_Passage shown_
**********

Whenever I write anything non-trivial in assembly, I always go through a series of progressively lower-level implementations in C. The last ones emulate SSE instructions with for loops and correspond very closely to the assembly code. It isn't possible for me to write a serious chunk of assembly 'just like that'.
Please make a video of the various stages of you doing this! Or a tutorial pointing out how the various progressions look. That's awesome, and it's extremely difficult for others to learn that process except through years of trial and error.
I did not bookmark it, but there was this fun blog post about writing a number crunching HW assignment in Scheme (much against contemporary wisdom). But It ended up other implementations in C. The trick was to write it in CPS and keep hand transforming it iteratively till it was efficient assembly in a different syntax. I would still argue that that you are really writing in a high level language/abstraction and the rest is mostly tedious transliteration with special attention to keep the FPUs busy, efficient memory loading and register allocation.
No big deal. Just become an expert then. It is not that hard. Just have a look at Ian Piumarta's work [1,2]. Future systems will probably facilitate programming on every level from the bare metal to the highest abstraction. I.e. no strict boundaries between the implementation of the application and the implementation of the compiler/interpreter.
I feel like people are assuming that the only reason you write assembly is for performance. I try to stay as far away from it as possible, but sometimes there is no other way (barring finding a library that itself has written assembly). Some examples: finding a backtrace, getting the CPUID, or calling a function of arbitrary number of arguments (for some reflection like capabilities: imagine a function like "void foo(void (* func)(), ArrayList * args, char * arg_types)" and getting foo to call func with args passed as arguments, not an array). If you can, you should try and find a library to do those tasks, but the libraries themselves have no choice but to write assembly as you just cannot do those things in plain C.

**********

_Data provided_
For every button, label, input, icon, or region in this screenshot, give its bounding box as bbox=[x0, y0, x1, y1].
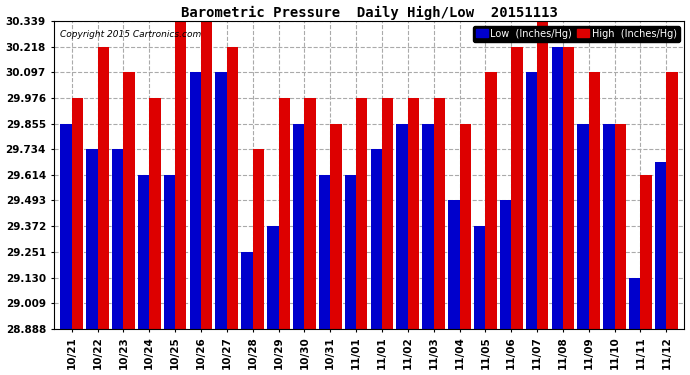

**********

_To do_
(A) In the assembly thread, what do the last of the lower-level C implementations emulate?
(B) Sum up the assembly thread in two sentences.

_Full solutions_
(A) They emulate SSE instructions with for loops.

(B) One commenter writes non-trivial assembly by first producing progressively lower-level C implementations, the last of which emulate SSE instructions with for loops. Others ask for a video or tutorial on that process, recall a blog post that hand-transformed high-level code until it was efficient assembly, and point out that assembly is also needed for things plain C cannot do, such as finding a backtrace, getting the CPUID, or calling a function with an arbitrary number of arguments.